- WHAT YOU ARE ASKED TO DO -
Return the full set of records, matching them character for character.

- Document page transcription items -
***

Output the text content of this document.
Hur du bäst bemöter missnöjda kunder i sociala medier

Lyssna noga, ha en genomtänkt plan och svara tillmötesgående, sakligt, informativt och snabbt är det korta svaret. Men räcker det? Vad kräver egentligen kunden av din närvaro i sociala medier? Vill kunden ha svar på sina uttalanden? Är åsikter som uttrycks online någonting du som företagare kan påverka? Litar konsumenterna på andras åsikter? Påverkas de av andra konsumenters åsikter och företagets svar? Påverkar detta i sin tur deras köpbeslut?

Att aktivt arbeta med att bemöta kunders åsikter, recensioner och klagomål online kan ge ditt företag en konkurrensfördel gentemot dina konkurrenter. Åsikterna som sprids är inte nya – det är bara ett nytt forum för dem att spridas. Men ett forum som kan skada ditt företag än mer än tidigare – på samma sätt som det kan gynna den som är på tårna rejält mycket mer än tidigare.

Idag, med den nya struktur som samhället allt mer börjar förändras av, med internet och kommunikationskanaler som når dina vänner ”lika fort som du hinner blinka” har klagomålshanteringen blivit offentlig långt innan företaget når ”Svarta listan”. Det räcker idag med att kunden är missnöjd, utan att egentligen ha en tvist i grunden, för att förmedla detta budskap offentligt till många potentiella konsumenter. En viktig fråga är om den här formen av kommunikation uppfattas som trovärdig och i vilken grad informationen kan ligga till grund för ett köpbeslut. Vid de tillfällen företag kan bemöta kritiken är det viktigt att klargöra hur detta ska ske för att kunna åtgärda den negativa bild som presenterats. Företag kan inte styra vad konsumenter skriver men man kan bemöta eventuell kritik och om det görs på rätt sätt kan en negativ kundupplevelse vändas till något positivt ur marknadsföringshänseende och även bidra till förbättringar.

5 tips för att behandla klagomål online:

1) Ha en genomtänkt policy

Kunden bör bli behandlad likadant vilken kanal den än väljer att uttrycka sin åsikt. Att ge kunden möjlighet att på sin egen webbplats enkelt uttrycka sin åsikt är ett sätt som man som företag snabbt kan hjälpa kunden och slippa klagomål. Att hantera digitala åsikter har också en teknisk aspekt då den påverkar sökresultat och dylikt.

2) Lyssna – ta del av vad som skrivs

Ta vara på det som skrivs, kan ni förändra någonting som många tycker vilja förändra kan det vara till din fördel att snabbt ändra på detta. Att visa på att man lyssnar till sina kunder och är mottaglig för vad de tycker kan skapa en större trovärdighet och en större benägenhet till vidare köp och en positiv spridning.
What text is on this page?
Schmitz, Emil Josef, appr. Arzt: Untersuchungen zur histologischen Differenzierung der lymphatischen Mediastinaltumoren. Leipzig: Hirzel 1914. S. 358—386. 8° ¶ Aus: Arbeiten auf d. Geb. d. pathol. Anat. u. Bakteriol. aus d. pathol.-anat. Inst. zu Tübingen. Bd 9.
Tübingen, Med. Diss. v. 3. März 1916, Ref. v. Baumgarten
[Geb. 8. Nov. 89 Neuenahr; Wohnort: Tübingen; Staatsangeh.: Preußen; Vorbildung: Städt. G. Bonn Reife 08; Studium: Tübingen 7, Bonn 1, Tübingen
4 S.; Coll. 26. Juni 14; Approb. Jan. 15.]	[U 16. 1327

***

- SOLUTION FOR THIS EXERCISE -
Output the text content of this document.
Hur du bäst bemöter missnöjda kunder i sociala medier

Lyssna noga, ha en genomtänkt plan och svara tillmötesgående, sakligt, informativt och snabbt är det korta svaret. Men räcker det? Vad kräver egentligen kunden av din närvaro i sociala medier? Vill kunden ha svar på sina uttalanden? Är åsikter som uttrycks online någonting du som företagare kan påverka? Litar konsumenterna på andras åsikter? Påverkas de av andra konsumenters åsikter och företagets svar? Påverkar detta i sin tur deras köpbeslut?

Att aktivt arbeta med att bemöta kunders åsikter, recensioner och klagomål online kan ge ditt företag en konkurrensfördel gentemot dina konkurrenter. Åsikterna som sprids är inte nya – det är bara ett nytt forum för dem att spridas. Men ett forum som kan skada ditt företag än mer än tidigare – på samma sätt som det kan gynna den som är på tårna rejält mycket mer än tidigare.

Idag, med den nya struktur som samhället allt mer börjar förändras av, med internet och kommunikationskanaler som når dina vänner ”lika fort som du hinner blinka” har klagomålshanteringen blivit offentlig långt innan företaget når ”Svarta listan”. Det räcker idag med att kunden är missnöjd, utan att egentligen ha en tvist i grunden, för att förmedla detta budskap offentligt till många potentiella konsumenter. En viktig fråga är om den här formen av kommunikation uppfattas som trovärdig och i vilken grad informationen kan ligga till grund för ett köpbeslut. Vid de tillfällen företag kan bemöta kritiken är det viktigt att klargöra hur detta ska ske för att kunna åtgärda den negativa bild som presenterats. Företag kan inte styra vad konsumenter skriver men man kan bemöta eventuell kritik och om det görs på rätt sätt kan en negativ kundupplevelse vändas till något positivt ur marknadsföringshänseende och även bidra till förbättringar.

5 tips för att behandla klagomål online:

1) Ha en genomtänkt policy

Kunden bör bli behandlad likadant vilken kanal den än väljer att uttrycka sin åsikt. Att ge kunden möjlighet att på sin egen webbplats enkelt uttrycka sin åsikt är ett sätt som man som företag snabbt kan hjälpa kunden och slippa klagomål. Att hantera digitala åsikter har också en teknisk aspekt då den påverkar sökresultat och dylikt.

2) Lyssna – ta del av vad som skrivs

Ta vara på det som skrivs, kan ni förändra någonting som många tycker vilja förändra kan det vara till din fördel att snabbt ändra på detta. Att visa på att man lyssnar till sina kunder och är mottaglig för vad de tycker kan skapa en större trovärdighet och en större benägenhet till vidare köp och en positiv spridning.
What text is on this page?
Schmitz, Emil Josef, appr. Arzt: Untersuchungen zur histologischen Differenzierung der lymphatischen Mediastinaltumoren. Leipzig: Hirzel 1914. S. 358—386. 8° ¶ Aus: Arbeiten auf d. Geb. d. pathol. Anat. u. Bakteriol. aus d. pathol.-anat. Inst. zu Tübingen. Bd 9.
Tübingen, Med. Diss. v. 3. März 1916, Ref. v. Baumgarten
[Geb. 8. Nov. 89 Neuenahr; Wohnort: Tübingen; Staatsangeh.: Preußen; Vorbildung: Städt. G. Bonn Reife 08; Studium: Tübingen 7, Bonn 1, Tübingen
4 S.; Coll. 26. Juni 14; Approb. Jan. 15.]	[U 16. 1327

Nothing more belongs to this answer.